**Dataset excerpts:**
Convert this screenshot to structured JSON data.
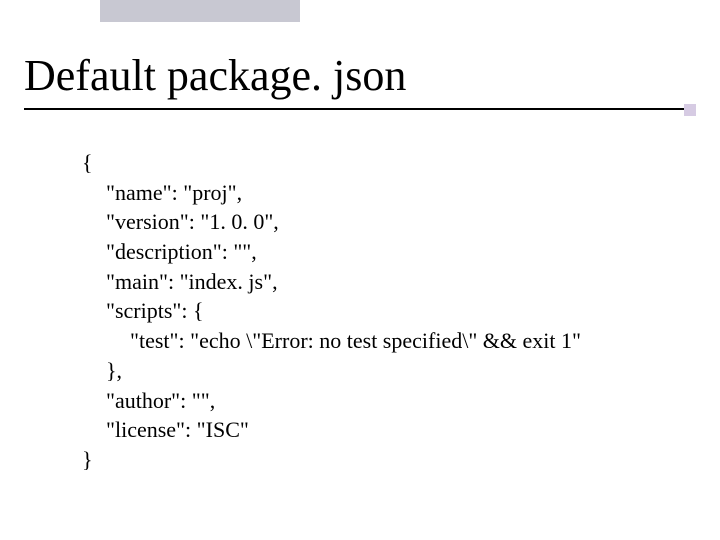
{
  "title": "Default package. json",
  "code": {
    "open": "{",
    "l1": "\"name\": \"proj\",",
    "l2": "\"version\": \"1. 0. 0\",",
    "l3": "\"description\": \"\",",
    "l4": "\"main\": \"index. js\",",
    "l5": "\"scripts\": {",
    "l6": "\"test\": \"echo \\\"Error: no test specified\\\" && exit 1\"",
    "l7": "},",
    "l8": "\"author\": \"\",",
    "l9": "\"license\": \"ISC\"",
    "close": "}"
  }
}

**Problem:** Reproduce the whole listing above word for word, but not its pictures.

**Task response:**
Convert this screenshot to structured JSON data.
{
  "title": "Default package. json",
  "code": {
    "open": "{",
    "l1": "\"name\": \"proj\",",
    "l2": "\"version\": \"1. 0. 0\",",
    "l3": "\"description\": \"\",",
    "l4": "\"main\": \"index. js\",",
    "l5": "\"scripts\": {",
    "l6": "\"test\": \"echo \\\"Error: no test specified\\\" && exit 1\"",
    "l7": "},",
    "l8": "\"author\": \"\",",
    "l9": "\"license\": \"ISC\"",
    "close": "}"
  }
}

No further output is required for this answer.